> **TO-DO LIST**
A: Answer these questions from the blog post about fursonas:
(i) With whom was the writer recently having the twitter conversation that prompted the post?
(ii) In hindsight, what does the writer name as one of the biggest things holding them back?
(iii) What animal does the writer's love go way back for?
B: Return the passage of the blog post about fursonas starting at "Needless to say, I" and ending at "aware of it.".

> **DOCUMENT EXTRACT**
I’m trying to be better at filling this blog with things that are relevant to my writing, but I realise in my previous extended absence from it I completely missed two things: the ENTIRE RELEASE OF MY SECOND DAMN NOVEL and the development of my fursona. One of these is arguably far more important to my career, so I’m going to ignore that one and talk about something much more personal. This stems from a conversation I was having with someone on twitter recently – TheYogurtThief.
For people who aren’t in the know (which I’m assuming is approximately 0% of this blog’s regular visitors), a fursona is an original character someone creates, based of an anthropomorphic animal, mythical creature, sometimes plants (although there may be a more technical name for this), or combination of any of these things. It may or may not be a representation of that person’s emotional facets, spiritual self, inner desires, or sometimes is just a funky creature they have a strong attachment to. People can have just one, or many, or cycle through them using only one main at a time depending on their mood or life cycle.
For me, my journey into furry was a little protracted because even though the characters I was most inspired by, and ones I imagined, were always anthropomorphic animals, I spent ages dancing around the edges of the fandom and refusing to call myself furry because I was afraid of the preconceptions that arrived with that particular label. Even if you look back a few blog posts ago to my TRUKK NOT MUNKY Part 1: Furries ramble (it’s old enough that I really don’t remember when I wrote it) I was struggling to come to terms with the fact that my FURRY NOVEL might at some point have to subject itself to ACTUAL FURRIES.
Needless to say, I feel kind of dumb now. I can alternately point and laugh or cringe at myself for it, but at the time joining a group that I knew inherently little about despite looking up in awe at it for such a long time was a very intimidating process. I think, in hindsight, one of the biggest things that was holding me back was my lack of a fursona, because it seemed so much easier for people to find their place when they knew what they were supposed to be. I did not. And I needed to. I wanted to, more importantly, even if I wasn’t fully aware of it.
So my love of foxes goes way back.

Dataset rows:
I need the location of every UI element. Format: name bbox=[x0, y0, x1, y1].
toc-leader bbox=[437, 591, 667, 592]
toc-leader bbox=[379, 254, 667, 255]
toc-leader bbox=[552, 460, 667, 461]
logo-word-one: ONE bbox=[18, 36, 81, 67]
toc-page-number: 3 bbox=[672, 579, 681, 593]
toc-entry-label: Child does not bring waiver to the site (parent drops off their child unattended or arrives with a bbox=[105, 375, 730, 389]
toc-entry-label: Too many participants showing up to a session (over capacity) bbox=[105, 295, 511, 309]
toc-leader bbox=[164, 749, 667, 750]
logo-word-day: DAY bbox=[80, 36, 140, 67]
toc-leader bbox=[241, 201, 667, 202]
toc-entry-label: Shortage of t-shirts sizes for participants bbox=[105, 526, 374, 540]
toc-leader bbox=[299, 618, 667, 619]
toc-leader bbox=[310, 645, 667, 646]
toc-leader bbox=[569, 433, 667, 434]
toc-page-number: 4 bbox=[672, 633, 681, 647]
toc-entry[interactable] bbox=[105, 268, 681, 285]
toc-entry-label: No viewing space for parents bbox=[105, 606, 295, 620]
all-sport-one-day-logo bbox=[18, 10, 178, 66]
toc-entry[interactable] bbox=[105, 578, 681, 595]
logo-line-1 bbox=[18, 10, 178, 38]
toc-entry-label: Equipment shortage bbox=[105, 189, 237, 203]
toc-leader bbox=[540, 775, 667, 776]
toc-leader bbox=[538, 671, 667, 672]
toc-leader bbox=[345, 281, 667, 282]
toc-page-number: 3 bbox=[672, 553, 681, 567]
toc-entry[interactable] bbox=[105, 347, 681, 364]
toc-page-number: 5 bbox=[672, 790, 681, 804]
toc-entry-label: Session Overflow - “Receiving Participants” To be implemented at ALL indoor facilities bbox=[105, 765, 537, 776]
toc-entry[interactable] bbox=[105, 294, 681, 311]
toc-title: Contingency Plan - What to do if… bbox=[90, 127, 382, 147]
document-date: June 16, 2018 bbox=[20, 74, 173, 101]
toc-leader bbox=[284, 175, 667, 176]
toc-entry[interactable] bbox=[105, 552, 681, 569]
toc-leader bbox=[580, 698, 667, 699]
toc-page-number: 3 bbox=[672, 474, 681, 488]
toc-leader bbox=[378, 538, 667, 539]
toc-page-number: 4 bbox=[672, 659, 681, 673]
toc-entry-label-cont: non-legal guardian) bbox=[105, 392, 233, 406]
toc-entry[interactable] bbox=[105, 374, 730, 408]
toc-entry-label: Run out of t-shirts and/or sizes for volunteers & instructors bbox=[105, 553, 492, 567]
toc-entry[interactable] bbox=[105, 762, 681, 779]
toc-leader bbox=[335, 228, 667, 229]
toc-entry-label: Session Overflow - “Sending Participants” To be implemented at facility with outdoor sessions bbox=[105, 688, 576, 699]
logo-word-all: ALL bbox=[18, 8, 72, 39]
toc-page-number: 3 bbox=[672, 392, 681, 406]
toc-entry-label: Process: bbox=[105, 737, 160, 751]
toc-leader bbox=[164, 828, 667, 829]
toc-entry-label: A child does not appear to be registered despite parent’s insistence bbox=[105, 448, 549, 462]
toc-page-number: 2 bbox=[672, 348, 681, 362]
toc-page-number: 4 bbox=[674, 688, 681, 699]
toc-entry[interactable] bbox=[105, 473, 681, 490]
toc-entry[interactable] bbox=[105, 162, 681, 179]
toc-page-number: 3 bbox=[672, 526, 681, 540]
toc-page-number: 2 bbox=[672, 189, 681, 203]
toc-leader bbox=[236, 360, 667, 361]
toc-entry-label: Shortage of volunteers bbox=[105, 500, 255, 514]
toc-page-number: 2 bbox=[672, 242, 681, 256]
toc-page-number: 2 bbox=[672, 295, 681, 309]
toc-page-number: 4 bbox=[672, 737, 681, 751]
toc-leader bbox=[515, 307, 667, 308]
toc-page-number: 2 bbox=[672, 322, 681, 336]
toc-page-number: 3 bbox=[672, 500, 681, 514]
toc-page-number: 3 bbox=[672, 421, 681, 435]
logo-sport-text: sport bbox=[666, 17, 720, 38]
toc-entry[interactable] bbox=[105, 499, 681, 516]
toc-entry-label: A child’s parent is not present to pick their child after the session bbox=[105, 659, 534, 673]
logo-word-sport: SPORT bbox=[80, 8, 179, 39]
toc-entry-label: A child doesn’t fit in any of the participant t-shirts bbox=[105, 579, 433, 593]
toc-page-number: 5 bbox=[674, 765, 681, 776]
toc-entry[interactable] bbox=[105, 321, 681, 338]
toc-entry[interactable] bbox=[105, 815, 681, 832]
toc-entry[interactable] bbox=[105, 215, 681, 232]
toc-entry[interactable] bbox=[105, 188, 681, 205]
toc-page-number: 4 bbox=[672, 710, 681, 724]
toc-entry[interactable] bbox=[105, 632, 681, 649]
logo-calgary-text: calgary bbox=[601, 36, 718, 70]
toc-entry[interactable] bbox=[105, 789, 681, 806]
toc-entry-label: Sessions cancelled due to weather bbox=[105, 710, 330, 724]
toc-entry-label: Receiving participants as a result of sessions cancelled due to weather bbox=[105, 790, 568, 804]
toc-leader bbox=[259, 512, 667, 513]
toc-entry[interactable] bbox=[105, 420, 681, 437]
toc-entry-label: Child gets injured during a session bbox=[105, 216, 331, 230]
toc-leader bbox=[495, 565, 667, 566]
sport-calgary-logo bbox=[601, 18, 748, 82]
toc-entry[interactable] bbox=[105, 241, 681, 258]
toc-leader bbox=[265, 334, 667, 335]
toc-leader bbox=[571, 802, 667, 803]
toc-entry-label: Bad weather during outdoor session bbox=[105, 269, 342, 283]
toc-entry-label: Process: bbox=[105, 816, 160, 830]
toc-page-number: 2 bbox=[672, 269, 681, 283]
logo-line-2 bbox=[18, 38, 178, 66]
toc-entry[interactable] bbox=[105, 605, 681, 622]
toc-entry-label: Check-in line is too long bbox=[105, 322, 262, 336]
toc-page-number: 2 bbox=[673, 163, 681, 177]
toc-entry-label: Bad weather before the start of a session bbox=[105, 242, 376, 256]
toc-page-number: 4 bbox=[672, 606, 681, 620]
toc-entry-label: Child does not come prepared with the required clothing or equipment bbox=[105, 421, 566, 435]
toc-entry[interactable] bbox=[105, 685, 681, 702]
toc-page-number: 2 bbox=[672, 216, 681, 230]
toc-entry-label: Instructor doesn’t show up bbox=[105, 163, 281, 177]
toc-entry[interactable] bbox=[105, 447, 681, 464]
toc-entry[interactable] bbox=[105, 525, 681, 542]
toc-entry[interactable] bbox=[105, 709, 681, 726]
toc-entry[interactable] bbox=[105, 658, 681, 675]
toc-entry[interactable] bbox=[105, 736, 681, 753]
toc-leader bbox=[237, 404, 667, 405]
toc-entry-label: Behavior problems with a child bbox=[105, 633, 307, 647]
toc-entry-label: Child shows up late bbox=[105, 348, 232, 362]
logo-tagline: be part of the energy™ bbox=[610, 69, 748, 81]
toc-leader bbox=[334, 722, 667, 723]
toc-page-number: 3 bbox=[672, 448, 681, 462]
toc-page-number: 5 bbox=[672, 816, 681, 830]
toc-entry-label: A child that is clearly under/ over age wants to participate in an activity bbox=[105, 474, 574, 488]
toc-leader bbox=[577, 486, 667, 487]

> **EXERCISE RESULTS**
A:
(i) TheYogurtThief
(ii) The lack of a fursona
(iii) Foxes

B:
Needless to say, I feel kind of dumb now. I can alternately point and laugh or cringe at myself for it, but at the time joining a group that I knew inherently little about despite looking up in awe at it for such a long time was a very intimidating process. I think, in hindsight, one of the biggest things that was holding me back was my lack of a fursona, because it seemed so much easier for people to find their place when they knew what they were supposed to be. I did not. And I needed to. I wanted to, more importantly, even if I wasn’t fully aware of it.